(Data excerpts)
▼▼▼

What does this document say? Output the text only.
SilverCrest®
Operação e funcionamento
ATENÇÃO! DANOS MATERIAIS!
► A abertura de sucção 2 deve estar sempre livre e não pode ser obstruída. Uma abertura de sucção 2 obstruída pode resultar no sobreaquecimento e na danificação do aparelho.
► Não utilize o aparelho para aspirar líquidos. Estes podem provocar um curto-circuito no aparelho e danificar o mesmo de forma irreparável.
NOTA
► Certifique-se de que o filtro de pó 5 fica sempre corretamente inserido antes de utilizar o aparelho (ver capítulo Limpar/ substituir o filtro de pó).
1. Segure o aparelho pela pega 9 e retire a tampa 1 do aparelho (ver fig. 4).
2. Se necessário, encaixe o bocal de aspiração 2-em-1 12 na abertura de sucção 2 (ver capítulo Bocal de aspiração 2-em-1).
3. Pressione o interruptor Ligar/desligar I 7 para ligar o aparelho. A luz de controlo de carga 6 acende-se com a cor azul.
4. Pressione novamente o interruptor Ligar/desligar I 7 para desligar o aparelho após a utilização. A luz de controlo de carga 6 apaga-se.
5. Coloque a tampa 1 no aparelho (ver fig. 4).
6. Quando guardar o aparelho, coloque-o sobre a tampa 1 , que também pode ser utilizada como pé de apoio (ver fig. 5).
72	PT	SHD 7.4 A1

▲▲▲

**TASK OBJECTIVE:** Copy out the whole listing exactly.

**EXERCISE RESULT:**
What does this document say? Output the text only.
SilverCrest®
Operação e funcionamento
ATENÇÃO! DANOS MATERIAIS!
► A abertura de sucção 2 deve estar sempre livre e não pode ser obstruída. Uma abertura de sucção 2 obstruída pode resultar no sobreaquecimento e na danificação do aparelho.
► Não utilize o aparelho para aspirar líquidos. Estes podem provocar um curto-circuito no aparelho e danificar o mesmo de forma irreparável.
NOTA
► Certifique-se de que o filtro de pó 5 fica sempre corretamente inserido antes de utilizar o aparelho (ver capítulo Limpar/ substituir o filtro de pó).
1. Segure o aparelho pela pega 9 e retire a tampa 1 do aparelho (ver fig. 4).
2. Se necessário, encaixe o bocal de aspiração 2-em-1 12 na abertura de sucção 2 (ver capítulo Bocal de aspiração 2-em-1).
3. Pressione o interruptor Ligar/desligar I 7 para ligar o aparelho. A luz de controlo de carga 6 acende-se com a cor azul.
4. Pressione novamente o interruptor Ligar/desligar I 7 para desligar o aparelho após a utilização. A luz de controlo de carga 6 apaga-se.
5. Coloque a tampa 1 no aparelho (ver fig. 4).
6. Quando guardar o aparelho, coloque-o sobre a tampa 1 , que também pode ser utilizada como pé de apoio (ver fig. 5).
72	PT	SHD 7.4 A1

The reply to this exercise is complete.